-- start Extracted data --

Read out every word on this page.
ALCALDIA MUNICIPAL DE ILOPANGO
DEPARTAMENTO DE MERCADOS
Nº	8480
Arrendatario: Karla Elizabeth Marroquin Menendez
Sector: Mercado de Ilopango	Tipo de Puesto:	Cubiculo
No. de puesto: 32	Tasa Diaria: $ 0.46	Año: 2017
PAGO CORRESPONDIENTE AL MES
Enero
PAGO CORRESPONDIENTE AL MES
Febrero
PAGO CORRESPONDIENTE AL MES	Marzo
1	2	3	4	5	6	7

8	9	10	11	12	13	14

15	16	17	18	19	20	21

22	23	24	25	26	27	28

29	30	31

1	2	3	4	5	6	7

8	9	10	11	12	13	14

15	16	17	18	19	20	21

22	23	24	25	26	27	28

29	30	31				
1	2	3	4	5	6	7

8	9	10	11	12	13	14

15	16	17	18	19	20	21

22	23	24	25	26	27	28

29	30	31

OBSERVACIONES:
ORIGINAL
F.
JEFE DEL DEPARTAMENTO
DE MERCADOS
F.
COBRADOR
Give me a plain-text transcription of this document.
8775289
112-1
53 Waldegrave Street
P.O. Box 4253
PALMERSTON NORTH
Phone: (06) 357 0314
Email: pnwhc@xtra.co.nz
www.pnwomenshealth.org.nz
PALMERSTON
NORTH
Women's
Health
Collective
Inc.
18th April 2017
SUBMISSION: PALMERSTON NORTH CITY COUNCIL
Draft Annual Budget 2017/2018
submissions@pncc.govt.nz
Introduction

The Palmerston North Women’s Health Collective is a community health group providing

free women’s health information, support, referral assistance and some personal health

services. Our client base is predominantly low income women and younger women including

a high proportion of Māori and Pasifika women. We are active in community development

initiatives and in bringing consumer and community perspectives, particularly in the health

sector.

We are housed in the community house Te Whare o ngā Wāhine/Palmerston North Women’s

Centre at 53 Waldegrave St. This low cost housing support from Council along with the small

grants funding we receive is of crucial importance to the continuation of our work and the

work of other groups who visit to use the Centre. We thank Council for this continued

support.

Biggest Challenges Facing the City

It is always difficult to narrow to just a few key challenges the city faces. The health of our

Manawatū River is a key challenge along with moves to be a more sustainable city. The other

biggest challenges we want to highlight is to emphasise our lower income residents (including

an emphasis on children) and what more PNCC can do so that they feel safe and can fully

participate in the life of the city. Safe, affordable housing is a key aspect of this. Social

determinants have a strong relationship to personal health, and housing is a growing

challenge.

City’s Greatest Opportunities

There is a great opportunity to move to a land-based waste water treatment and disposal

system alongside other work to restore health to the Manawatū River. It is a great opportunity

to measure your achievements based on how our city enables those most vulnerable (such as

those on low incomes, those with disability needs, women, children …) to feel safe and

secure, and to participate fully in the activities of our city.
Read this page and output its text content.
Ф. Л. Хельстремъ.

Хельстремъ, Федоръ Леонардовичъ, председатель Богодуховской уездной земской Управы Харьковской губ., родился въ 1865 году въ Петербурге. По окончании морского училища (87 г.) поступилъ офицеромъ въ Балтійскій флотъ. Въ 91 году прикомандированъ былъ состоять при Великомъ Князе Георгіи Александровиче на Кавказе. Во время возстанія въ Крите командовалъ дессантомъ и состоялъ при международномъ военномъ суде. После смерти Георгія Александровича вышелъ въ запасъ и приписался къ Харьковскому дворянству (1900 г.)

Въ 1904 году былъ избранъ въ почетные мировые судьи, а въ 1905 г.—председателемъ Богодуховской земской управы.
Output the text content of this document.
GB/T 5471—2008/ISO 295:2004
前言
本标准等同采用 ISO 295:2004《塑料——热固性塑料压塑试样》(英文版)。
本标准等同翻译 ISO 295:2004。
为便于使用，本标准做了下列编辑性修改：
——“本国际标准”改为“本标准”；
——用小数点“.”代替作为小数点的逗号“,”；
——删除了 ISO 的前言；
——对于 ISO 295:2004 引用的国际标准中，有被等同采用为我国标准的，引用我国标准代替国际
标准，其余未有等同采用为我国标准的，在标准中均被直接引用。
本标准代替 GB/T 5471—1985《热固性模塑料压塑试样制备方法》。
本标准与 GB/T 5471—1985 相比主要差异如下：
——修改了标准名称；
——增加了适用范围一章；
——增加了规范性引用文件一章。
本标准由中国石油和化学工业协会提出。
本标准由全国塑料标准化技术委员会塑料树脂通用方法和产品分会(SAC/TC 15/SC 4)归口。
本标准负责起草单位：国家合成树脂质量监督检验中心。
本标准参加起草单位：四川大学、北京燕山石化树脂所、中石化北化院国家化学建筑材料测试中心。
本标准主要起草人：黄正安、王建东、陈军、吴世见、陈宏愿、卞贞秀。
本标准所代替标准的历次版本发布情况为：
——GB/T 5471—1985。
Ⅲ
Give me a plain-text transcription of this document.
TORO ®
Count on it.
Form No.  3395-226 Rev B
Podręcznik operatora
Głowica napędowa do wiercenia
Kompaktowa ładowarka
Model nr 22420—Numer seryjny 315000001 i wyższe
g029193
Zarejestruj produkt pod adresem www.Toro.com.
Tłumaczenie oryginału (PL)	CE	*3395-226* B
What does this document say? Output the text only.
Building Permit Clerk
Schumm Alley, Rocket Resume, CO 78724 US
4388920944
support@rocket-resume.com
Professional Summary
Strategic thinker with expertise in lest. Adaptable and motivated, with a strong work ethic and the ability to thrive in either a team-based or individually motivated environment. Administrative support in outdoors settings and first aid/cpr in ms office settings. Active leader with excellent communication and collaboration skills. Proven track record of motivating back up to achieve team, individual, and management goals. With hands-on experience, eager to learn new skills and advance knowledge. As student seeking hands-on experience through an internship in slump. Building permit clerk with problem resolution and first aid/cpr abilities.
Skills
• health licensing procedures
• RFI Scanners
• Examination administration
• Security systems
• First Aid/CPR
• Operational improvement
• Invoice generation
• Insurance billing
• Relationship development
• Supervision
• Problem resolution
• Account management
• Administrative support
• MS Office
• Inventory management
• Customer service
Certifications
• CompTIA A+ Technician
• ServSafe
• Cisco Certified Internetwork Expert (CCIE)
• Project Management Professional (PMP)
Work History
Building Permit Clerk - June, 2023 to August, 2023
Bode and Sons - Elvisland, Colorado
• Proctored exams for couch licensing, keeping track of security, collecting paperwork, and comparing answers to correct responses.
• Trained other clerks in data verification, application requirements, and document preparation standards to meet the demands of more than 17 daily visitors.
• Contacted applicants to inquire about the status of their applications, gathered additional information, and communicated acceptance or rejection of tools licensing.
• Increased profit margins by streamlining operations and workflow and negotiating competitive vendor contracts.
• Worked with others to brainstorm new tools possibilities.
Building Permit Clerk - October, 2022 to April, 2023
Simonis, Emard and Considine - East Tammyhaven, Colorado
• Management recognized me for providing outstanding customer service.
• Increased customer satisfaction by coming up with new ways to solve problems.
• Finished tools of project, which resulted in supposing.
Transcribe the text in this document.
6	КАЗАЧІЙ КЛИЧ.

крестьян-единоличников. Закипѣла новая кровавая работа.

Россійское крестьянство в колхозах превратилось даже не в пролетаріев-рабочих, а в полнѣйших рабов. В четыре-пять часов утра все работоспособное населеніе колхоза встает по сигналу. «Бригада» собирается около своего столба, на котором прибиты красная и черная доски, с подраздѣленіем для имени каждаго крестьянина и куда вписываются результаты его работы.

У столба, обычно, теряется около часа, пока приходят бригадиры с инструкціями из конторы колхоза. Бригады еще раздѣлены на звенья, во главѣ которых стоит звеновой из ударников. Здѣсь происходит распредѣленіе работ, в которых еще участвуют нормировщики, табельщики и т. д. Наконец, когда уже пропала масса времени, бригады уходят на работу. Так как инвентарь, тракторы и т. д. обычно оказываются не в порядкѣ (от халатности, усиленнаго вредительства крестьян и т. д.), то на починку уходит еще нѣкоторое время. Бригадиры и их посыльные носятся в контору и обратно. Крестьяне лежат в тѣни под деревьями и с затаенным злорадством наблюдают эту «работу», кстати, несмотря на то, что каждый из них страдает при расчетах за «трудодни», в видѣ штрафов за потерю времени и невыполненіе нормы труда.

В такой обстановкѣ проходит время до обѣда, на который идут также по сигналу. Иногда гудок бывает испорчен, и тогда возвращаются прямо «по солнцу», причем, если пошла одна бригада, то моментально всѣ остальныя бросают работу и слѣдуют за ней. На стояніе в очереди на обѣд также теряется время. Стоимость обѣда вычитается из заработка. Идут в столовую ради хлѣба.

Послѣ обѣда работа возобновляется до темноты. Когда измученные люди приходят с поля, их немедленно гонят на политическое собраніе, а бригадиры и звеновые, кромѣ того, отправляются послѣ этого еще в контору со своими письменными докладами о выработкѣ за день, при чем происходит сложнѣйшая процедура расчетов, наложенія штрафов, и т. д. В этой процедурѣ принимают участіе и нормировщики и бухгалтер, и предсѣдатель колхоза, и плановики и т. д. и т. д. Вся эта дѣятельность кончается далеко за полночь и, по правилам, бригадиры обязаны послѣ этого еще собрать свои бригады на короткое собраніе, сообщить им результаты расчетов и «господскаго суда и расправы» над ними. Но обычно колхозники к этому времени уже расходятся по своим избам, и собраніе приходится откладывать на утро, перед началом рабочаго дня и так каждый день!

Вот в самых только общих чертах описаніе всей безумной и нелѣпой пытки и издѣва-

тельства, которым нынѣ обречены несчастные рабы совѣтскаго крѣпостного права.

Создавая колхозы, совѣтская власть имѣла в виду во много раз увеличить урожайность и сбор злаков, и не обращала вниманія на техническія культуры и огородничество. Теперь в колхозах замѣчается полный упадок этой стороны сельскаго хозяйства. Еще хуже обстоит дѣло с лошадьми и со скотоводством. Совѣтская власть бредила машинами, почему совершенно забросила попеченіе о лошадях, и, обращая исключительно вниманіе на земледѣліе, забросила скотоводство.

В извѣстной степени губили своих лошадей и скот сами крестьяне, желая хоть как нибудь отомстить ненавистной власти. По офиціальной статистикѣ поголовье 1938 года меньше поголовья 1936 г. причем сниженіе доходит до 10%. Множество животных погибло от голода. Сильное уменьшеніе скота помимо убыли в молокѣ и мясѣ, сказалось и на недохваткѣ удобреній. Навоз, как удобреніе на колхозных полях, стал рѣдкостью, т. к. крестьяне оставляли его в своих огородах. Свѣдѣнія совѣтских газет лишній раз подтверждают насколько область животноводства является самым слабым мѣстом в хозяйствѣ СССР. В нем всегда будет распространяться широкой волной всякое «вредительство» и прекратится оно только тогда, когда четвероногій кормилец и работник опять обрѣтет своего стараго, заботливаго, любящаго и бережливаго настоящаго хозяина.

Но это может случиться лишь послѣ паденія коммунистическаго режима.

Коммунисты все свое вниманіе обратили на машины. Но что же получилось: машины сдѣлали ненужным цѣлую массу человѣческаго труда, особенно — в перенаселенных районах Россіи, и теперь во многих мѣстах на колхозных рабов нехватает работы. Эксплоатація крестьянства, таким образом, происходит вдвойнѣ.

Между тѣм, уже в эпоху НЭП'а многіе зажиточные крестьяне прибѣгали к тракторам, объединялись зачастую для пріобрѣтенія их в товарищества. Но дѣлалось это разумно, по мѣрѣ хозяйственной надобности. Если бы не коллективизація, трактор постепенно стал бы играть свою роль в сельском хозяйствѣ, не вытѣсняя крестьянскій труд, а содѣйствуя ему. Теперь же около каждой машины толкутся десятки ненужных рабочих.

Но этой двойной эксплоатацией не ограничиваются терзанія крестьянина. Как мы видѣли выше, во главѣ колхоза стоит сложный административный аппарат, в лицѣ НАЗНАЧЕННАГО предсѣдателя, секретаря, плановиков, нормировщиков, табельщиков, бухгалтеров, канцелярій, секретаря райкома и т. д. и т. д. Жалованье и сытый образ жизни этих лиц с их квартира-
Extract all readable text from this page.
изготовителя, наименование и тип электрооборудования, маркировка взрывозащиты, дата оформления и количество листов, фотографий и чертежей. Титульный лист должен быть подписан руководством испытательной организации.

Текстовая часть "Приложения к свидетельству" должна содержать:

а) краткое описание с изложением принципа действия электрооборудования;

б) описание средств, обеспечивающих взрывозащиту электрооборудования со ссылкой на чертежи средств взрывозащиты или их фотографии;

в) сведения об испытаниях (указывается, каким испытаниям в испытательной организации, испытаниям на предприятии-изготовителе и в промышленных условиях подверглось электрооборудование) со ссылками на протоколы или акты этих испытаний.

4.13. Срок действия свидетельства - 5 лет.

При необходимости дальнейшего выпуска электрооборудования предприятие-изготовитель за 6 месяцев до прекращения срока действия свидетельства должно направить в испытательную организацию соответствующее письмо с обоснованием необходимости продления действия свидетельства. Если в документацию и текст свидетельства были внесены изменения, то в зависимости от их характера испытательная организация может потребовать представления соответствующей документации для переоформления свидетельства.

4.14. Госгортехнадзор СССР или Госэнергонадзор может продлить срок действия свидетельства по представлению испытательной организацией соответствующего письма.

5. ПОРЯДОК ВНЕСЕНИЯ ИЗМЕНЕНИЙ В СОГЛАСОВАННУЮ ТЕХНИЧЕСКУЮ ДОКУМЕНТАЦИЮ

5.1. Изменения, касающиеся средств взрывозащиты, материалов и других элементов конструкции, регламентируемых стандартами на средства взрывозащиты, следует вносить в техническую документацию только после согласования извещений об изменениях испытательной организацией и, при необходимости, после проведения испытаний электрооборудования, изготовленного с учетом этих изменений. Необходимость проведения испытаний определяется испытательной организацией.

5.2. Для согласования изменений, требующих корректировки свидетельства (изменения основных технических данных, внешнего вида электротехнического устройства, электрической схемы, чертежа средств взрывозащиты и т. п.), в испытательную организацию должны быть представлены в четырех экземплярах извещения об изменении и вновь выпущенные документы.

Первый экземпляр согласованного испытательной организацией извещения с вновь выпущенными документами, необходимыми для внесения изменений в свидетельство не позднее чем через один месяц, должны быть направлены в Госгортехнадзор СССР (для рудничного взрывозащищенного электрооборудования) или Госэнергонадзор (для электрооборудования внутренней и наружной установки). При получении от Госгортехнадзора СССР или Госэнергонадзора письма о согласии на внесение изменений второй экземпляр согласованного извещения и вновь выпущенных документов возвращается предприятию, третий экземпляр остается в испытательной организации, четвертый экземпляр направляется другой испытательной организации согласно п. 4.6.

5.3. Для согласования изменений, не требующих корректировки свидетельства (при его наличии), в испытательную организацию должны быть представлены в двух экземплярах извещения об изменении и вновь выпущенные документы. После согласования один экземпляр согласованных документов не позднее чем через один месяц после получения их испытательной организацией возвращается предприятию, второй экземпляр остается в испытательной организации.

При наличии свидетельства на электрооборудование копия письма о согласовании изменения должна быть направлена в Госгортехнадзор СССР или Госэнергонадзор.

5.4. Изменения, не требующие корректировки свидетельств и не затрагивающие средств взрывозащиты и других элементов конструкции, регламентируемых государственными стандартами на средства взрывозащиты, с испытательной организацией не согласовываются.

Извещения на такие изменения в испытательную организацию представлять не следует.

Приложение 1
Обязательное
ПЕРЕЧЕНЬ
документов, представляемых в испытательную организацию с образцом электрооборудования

-- end Extracted data --

Aim:
Look through the entries above; copy every line holding the string "April".

Final result:
18th April 2017
Building Permit Clerk - October, 2022 to April, 2023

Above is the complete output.